* **Records supplied**
************

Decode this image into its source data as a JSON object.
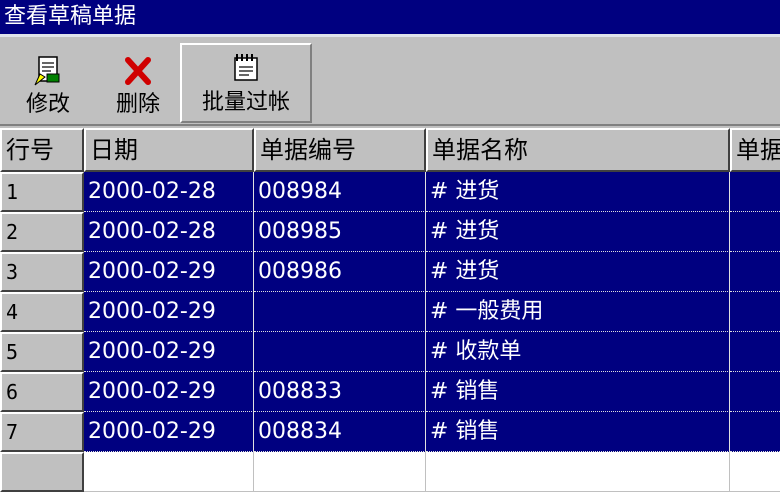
{
  "window": {
    "title": "查看草稿单据"
  },
  "toolbar": {
    "buttons": [
      {
        "label": "修改",
        "icon": "edit-document-icon"
      },
      {
        "label": "删除",
        "icon": "red-x-delete-icon"
      },
      {
        "label": "批量过帐",
        "icon": "batch-post-notepad-icon"
      }
    ]
  },
  "table": {
    "row_header_label": "行号",
    "columns": [
      "日期",
      "单据编号",
      "单据名称",
      "单据"
    ],
    "rows": [
      {
        "num": "1",
        "date": "2000-02-28",
        "code": "008984",
        "name": "# 进货"
      },
      {
        "num": "2",
        "date": "2000-02-28",
        "code": "008985",
        "name": "# 进货"
      },
      {
        "num": "3",
        "date": "2000-02-29",
        "code": "008986",
        "name": "# 进货"
      },
      {
        "num": "4",
        "date": "2000-02-29",
        "code": "",
        "name": "# 一般费用"
      },
      {
        "num": "5",
        "date": "2000-02-29",
        "code": "",
        "name": "# 收款单"
      },
      {
        "num": "6",
        "date": "2000-02-29",
        "code": "008833",
        "name": "# 销售"
      },
      {
        "num": "7",
        "date": "2000-02-29",
        "code": "008834",
        "name": "# 销售"
      }
    ]
  },
  "colors": {
    "title_bg": "#000080",
    "selection_bg": "#000080",
    "face": "#c0c0c0"
  }
}
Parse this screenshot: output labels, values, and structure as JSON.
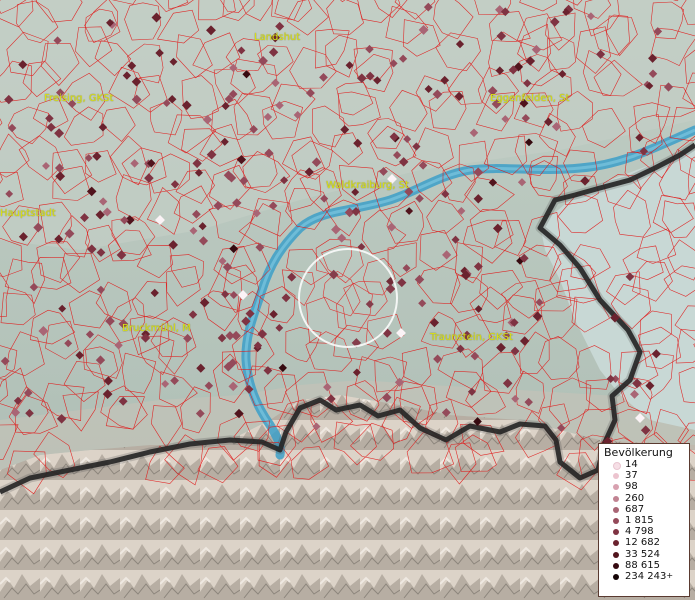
{
  "map": {
    "city_labels": [
      {
        "id": "landshut",
        "text": "Landshut"
      },
      {
        "id": "freising",
        "text": "Freising, GKSt"
      },
      {
        "id": "eggenfelden",
        "text": "Eggenfelden, St"
      },
      {
        "id": "waldkraiburg",
        "text": "Waldkraiburg, St"
      },
      {
        "id": "hauptstadt",
        "text": "Hauptstadt"
      },
      {
        "id": "bruckmuehl",
        "text": "Bruckmühl, M"
      },
      {
        "id": "traunstein",
        "text": "Traunstein, GKSt"
      }
    ],
    "colors": {
      "borders": "#e01818",
      "river": "#3c9fc8",
      "country_border": "#141414",
      "label": "#d9e11a",
      "plain": "#b9c6bd",
      "alps": "#ddd5cc",
      "lake": "#c8d8d5"
    }
  },
  "legend": {
    "title": "Bevölkerung",
    "items": [
      {
        "label": "14",
        "color": "#f6dfe6"
      },
      {
        "label": "37",
        "color": "#ecc4cf"
      },
      {
        "label": "98",
        "color": "#d8a1b0"
      },
      {
        "label": "260",
        "color": "#c18392"
      },
      {
        "label": "687",
        "color": "#a96575"
      },
      {
        "label": "1 815",
        "color": "#944a5a"
      },
      {
        "label": "4 798",
        "color": "#7f3342"
      },
      {
        "label": "12 682",
        "color": "#6a222e"
      },
      {
        "label": "33 524",
        "color": "#51141d"
      },
      {
        "label": "88 615",
        "color": "#360a10"
      },
      {
        "label": "234 243",
        "color": "#140406",
        "plus": "+"
      }
    ]
  }
}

************

Transcribe the records verbatim and omit the images.

Decode this image into its source data as a JSON object.
{
  "window": {
    "title": "查看草稿单据"
  },
  "toolbar": {
    "buttons": [
      {
        "label": "修改",
        "icon": "edit-document-icon"
      },
      {
        "label": "删除",
        "icon": "red-x-delete-icon"
      },
      {
        "label": "批量过帐",
        "icon": "batch-post-notepad-icon"
      }
    ]
  },
  "table": {
    "row_header_label": "行号",
    "columns": [
      "日期",
      "单据编号",
      "单据名称",
      "单据"
    ],
    "rows": [
      {
        "num": "1",
        "date": "2000-02-28",
        "code": "008984",
        "name": "# 进货"
      },
      {
        "num": "2",
        "date": "2000-02-28",
        "code": "008985",
        "name": "# 进货"
      },
      {
        "num": "3",
        "date": "2000-02-29",
        "code": "008986",
        "name": "# 进货"
      },
      {
        "num": "4",
        "date": "2000-02-29",
        "code": "",
        "name": "# 一般费用"
      },
      {
        "num": "5",
        "date": "2000-02-29",
        "code": "",
        "name": "# 收款单"
      },
      {
        "num": "6",
        "date": "2000-02-29",
        "code": "008833",
        "name": "# 销售"
      },
      {
        "num": "7",
        "date": "2000-02-29",
        "code": "008834",
        "name": "# 销售"
      }
    ]
  },
  "colors": {
    "title_bg": "#000080",
    "selection_bg": "#000080",
    "face": "#c0c0c0"
  }
}
Parse this screenshot: output labels, values, and structure as JSON.
{
  "map": {
    "city_labels": [
      {
        "id": "landshut",
        "text": "Landshut"
      },
      {
        "id": "freising",
        "text": "Freising, GKSt"
      },
      {
        "id": "eggenfelden",
        "text": "Eggenfelden, St"
      },
      {
        "id": "waldkraiburg",
        "text": "Waldkraiburg, St"
      },
      {
        "id": "hauptstadt",
        "text": "Hauptstadt"
      },
      {
        "id": "bruckmuehl",
        "text": "Bruckmühl, M"
      },
      {
        "id": "traunstein",
        "text": "Traunstein, GKSt"
      }
    ],
    "colors": {
      "borders": "#e01818",
      "river": "#3c9fc8",
      "country_border": "#141414",
      "label": "#d9e11a",
      "plain": "#b9c6bd",
      "alps": "#ddd5cc",
      "lake": "#c8d8d5"
    }
  },
  "legend": {
    "title": "Bevölkerung",
    "items": [
      {
        "label": "14",
        "color": "#f6dfe6"
      },
      {
        "label": "37",
        "color": "#ecc4cf"
      },
      {
        "label": "98",
        "color": "#d8a1b0"
      },
      {
        "label": "260",
        "color": "#c18392"
      },
      {
        "label": "687",
        "color": "#a96575"
      },
      {
        "label": "1 815",
        "color": "#944a5a"
      },
      {
        "label": "4 798",
        "color": "#7f3342"
      },
      {
        "label": "12 682",
        "color": "#6a222e"
      },
      {
        "label": "33 524",
        "color": "#51141d"
      },
      {
        "label": "88 615",
        "color": "#360a10"
      },
      {
        "label": "234 243",
        "color": "#140406",
        "plus": "+"
      }
    ]
  }
}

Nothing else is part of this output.